(A run of records)
........

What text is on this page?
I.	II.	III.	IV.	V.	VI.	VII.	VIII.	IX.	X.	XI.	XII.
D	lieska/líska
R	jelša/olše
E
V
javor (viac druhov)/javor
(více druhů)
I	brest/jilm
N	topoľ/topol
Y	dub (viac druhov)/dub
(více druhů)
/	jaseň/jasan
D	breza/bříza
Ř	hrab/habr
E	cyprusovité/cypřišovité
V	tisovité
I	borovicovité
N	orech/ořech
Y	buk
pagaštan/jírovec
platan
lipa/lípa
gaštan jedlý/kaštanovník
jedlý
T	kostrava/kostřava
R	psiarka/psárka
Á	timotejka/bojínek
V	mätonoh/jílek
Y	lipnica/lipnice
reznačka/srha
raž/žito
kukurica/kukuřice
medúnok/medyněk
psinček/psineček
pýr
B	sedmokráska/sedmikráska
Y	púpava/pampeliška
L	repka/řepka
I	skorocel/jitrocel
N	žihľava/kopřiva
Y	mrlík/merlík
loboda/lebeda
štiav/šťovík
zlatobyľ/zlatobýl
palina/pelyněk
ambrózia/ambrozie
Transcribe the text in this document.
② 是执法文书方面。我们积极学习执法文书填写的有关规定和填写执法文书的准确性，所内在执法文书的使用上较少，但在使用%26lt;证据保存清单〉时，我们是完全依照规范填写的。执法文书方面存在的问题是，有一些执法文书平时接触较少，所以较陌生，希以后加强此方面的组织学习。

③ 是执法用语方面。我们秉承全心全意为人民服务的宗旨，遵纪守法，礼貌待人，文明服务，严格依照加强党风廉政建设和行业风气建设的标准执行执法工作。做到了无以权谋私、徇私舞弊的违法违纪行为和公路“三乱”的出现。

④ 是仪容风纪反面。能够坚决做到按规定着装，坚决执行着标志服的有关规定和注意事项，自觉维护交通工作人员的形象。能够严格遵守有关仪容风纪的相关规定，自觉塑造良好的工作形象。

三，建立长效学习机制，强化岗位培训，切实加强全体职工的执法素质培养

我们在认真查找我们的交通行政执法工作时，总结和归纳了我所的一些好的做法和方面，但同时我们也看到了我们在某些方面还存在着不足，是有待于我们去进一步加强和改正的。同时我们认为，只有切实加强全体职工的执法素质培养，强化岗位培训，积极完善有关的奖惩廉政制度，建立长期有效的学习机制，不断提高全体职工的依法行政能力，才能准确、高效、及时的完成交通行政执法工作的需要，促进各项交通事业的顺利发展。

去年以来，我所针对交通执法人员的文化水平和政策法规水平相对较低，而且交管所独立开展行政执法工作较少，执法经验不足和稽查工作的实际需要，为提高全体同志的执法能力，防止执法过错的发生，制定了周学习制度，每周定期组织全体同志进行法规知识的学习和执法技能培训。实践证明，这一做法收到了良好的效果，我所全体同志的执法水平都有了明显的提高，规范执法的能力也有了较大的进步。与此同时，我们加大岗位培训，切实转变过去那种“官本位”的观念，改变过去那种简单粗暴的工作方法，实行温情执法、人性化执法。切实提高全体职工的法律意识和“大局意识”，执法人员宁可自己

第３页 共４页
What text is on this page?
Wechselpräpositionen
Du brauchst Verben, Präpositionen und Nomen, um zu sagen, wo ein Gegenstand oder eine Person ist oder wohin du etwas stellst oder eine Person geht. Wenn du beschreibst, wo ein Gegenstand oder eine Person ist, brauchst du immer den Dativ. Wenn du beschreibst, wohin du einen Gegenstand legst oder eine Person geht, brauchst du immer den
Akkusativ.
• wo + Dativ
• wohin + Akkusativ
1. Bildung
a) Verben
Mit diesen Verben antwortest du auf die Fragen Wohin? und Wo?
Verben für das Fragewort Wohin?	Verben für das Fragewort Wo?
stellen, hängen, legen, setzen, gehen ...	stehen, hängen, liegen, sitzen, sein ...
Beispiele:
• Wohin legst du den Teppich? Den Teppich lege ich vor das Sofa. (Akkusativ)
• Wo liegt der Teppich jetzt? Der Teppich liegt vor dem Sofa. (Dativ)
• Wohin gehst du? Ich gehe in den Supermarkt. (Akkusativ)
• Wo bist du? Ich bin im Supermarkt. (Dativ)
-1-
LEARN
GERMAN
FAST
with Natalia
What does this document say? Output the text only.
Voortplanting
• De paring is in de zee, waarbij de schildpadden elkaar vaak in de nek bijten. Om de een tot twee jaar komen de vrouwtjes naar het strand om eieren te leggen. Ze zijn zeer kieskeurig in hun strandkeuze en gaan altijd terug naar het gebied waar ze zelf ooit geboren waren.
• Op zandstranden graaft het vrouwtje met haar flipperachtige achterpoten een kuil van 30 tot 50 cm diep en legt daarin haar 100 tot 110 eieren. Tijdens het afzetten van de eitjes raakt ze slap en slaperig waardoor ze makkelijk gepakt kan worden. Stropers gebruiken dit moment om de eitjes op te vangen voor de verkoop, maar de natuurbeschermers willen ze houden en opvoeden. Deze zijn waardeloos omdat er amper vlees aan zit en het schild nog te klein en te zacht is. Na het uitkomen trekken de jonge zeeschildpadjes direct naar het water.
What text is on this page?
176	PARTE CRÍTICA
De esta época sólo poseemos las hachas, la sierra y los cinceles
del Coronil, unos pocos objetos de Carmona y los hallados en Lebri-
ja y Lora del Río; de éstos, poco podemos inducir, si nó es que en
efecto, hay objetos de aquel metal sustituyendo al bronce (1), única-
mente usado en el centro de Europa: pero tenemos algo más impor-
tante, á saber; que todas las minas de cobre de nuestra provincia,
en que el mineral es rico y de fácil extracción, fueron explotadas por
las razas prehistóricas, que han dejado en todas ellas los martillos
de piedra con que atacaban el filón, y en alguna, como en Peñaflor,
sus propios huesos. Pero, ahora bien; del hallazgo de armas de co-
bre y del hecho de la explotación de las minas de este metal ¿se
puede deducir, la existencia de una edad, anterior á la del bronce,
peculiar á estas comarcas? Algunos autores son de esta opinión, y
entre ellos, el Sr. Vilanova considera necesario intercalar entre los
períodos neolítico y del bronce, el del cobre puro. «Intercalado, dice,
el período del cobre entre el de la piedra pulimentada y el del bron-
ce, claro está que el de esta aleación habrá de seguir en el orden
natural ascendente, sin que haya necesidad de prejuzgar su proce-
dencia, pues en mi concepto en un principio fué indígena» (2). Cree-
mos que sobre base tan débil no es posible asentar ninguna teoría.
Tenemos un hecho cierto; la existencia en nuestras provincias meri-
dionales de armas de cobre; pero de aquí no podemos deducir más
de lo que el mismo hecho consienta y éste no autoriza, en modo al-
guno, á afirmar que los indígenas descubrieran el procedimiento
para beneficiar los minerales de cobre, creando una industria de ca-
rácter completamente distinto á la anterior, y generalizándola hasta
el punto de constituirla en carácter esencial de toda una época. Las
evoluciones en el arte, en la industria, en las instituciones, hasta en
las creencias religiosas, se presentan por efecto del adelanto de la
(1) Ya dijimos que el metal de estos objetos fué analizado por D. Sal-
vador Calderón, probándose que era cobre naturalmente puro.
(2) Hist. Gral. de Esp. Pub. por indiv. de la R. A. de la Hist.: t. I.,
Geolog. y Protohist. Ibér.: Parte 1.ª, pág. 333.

........

_Given problem_: Write out the entries above once more, without altering anything.

_Task result_:
What text is on this page?
I.	II.	III.	IV.	V.	VI.	VII.	VIII.	IX.	X.	XI.	XII.
D	lieska/líska
R	jelša/olše
E
V
javor (viac druhov)/javor
(více druhů)
I	brest/jilm
N	topoľ/topol
Y	dub (viac druhov)/dub
(více druhů)
/	jaseň/jasan
D	breza/bříza
Ř	hrab/habr
E	cyprusovité/cypřišovité
V	tisovité
I	borovicovité
N	orech/ořech
Y	buk
pagaštan/jírovec
platan
lipa/lípa
gaštan jedlý/kaštanovník
jedlý
T	kostrava/kostřava
R	psiarka/psárka
Á	timotejka/bojínek
V	mätonoh/jílek
Y	lipnica/lipnice
reznačka/srha
raž/žito
kukurica/kukuřice
medúnok/medyněk
psinček/psineček
pýr
B	sedmokráska/sedmikráska
Y	púpava/pampeliška
L	repka/řepka
I	skorocel/jitrocel
N	žihľava/kopřiva
Y	mrlík/merlík
loboda/lebeda
štiav/šťovík
zlatobyľ/zlatobýl
palina/pelyněk
ambrózia/ambrozie
Transcribe the text in this document.
② 是执法文书方面。我们积极学习执法文书填写的有关规定和填写执法文书的准确性，所内在执法文书的使用上较少，但在使用%26lt;证据保存清单〉时，我们是完全依照规范填写的。执法文书方面存在的问题是，有一些执法文书平时接触较少，所以较陌生，希以后加强此方面的组织学习。

③ 是执法用语方面。我们秉承全心全意为人民服务的宗旨，遵纪守法，礼貌待人，文明服务，严格依照加强党风廉政建设和行业风气建设的标准执行执法工作。做到了无以权谋私、徇私舞弊的违法违纪行为和公路“三乱”的出现。

④ 是仪容风纪反面。能够坚决做到按规定着装，坚决执行着标志服的有关规定和注意事项，自觉维护交通工作人员的形象。能够严格遵守有关仪容风纪的相关规定，自觉塑造良好的工作形象。

三，建立长效学习机制，强化岗位培训，切实加强全体职工的执法素质培养

我们在认真查找我们的交通行政执法工作时，总结和归纳了我所的一些好的做法和方面，但同时我们也看到了我们在某些方面还存在着不足，是有待于我们去进一步加强和改正的。同时我们认为，只有切实加强全体职工的执法素质培养，强化岗位培训，积极完善有关的奖惩廉政制度，建立长期有效的学习机制，不断提高全体职工的依法行政能力，才能准确、高效、及时的完成交通行政执法工作的需要，促进各项交通事业的顺利发展。

去年以来，我所针对交通执法人员的文化水平和政策法规水平相对较低，而且交管所独立开展行政执法工作较少，执法经验不足和稽查工作的实际需要，为提高全体同志的执法能力，防止执法过错的发生，制定了周学习制度，每周定期组织全体同志进行法规知识的学习和执法技能培训。实践证明，这一做法收到了良好的效果，我所全体同志的执法水平都有了明显的提高，规范执法的能力也有了较大的进步。与此同时，我们加大岗位培训，切实转变过去那种“官本位”的观念，改变过去那种简单粗暴的工作方法，实行温情执法、人性化执法。切实提高全体职工的法律意识和“大局意识”，执法人员宁可自己

第３页 共４页
What text is on this page?
Wechselpräpositionen
Du brauchst Verben, Präpositionen und Nomen, um zu sagen, wo ein Gegenstand oder eine Person ist oder wohin du etwas stellst oder eine Person geht. Wenn du beschreibst, wo ein Gegenstand oder eine Person ist, brauchst du immer den Dativ. Wenn du beschreibst, wohin du einen Gegenstand legst oder eine Person geht, brauchst du immer den
Akkusativ.
• wo + Dativ
• wohin + Akkusativ
1. Bildung
a) Verben
Mit diesen Verben antwortest du auf die Fragen Wohin? und Wo?
Verben für das Fragewort Wohin?	Verben für das Fragewort Wo?
stellen, hängen, legen, setzen, gehen ...	stehen, hängen, liegen, sitzen, sein ...
Beispiele:
• Wohin legst du den Teppich? Den Teppich lege ich vor das Sofa. (Akkusativ)
• Wo liegt der Teppich jetzt? Der Teppich liegt vor dem Sofa. (Dativ)
• Wohin gehst du? Ich gehe in den Supermarkt. (Akkusativ)
• Wo bist du? Ich bin im Supermarkt. (Dativ)
-1-
LEARN
GERMAN
FAST
with Natalia
What does this document say? Output the text only.
Voortplanting
• De paring is in de zee, waarbij de schildpadden elkaar vaak in de nek bijten. Om de een tot twee jaar komen de vrouwtjes naar het strand om eieren te leggen. Ze zijn zeer kieskeurig in hun strandkeuze en gaan altijd terug naar het gebied waar ze zelf ooit geboren waren.
• Op zandstranden graaft het vrouwtje met haar flipperachtige achterpoten een kuil van 30 tot 50 cm diep en legt daarin haar 100 tot 110 eieren. Tijdens het afzetten van de eitjes raakt ze slap en slaperig waardoor ze makkelijk gepakt kan worden. Stropers gebruiken dit moment om de eitjes op te vangen voor de verkoop, maar de natuurbeschermers willen ze houden en opvoeden. Deze zijn waardeloos omdat er amper vlees aan zit en het schild nog te klein en te zacht is. Na het uitkomen trekken de jonge zeeschildpadjes direct naar het water.
What text is on this page?
176	PARTE CRÍTICA
De esta época sólo poseemos las hachas, la sierra y los cinceles
del Coronil, unos pocos objetos de Carmona y los hallados en Lebri-
ja y Lora del Río; de éstos, poco podemos inducir, si nó es que en
efecto, hay objetos de aquel metal sustituyendo al bronce (1), única-
mente usado en el centro de Europa: pero tenemos algo más impor-
tante, á saber; que todas las minas de cobre de nuestra provincia,
en que el mineral es rico y de fácil extracción, fueron explotadas por
las razas prehistóricas, que han dejado en todas ellas los martillos
de piedra con que atacaban el filón, y en alguna, como en Peñaflor,
sus propios huesos. Pero, ahora bien; del hallazgo de armas de co-
bre y del hecho de la explotación de las minas de este metal ¿se
puede deducir, la existencia de una edad, anterior á la del bronce,
peculiar á estas comarcas? Algunos autores son de esta opinión, y
entre ellos, el Sr. Vilanova considera necesario intercalar entre los
períodos neolítico y del bronce, el del cobre puro. «Intercalado, dice,
el período del cobre entre el de la piedra pulimentada y el del bron-
ce, claro está que el de esta aleación habrá de seguir en el orden
natural ascendente, sin que haya necesidad de prejuzgar su proce-
dencia, pues en mi concepto en un principio fué indígena» (2). Cree-
mos que sobre base tan débil no es posible asentar ninguna teoría.
Tenemos un hecho cierto; la existencia en nuestras provincias meri-
dionales de armas de cobre; pero de aquí no podemos deducir más
de lo que el mismo hecho consienta y éste no autoriza, en modo al-
guno, á afirmar que los indígenas descubrieran el procedimiento
para beneficiar los minerales de cobre, creando una industria de ca-
rácter completamente distinto á la anterior, y generalizándola hasta
el punto de constituirla en carácter esencial de toda una época. Las
evoluciones en el arte, en la industria, en las instituciones, hasta en
las creencias religiosas, se presentan por efecto del adelanto de la
(1) Ya dijimos que el metal de estos objetos fué analizado por D. Sal-
vador Calderón, probándose que era cobre naturalmente puro.
(2) Hist. Gral. de Esp. Pub. por indiv. de la R. A. de la Hist.: t. I.,
Geolog. y Protohist. Ibér.: Parte 1.ª, pág. 333.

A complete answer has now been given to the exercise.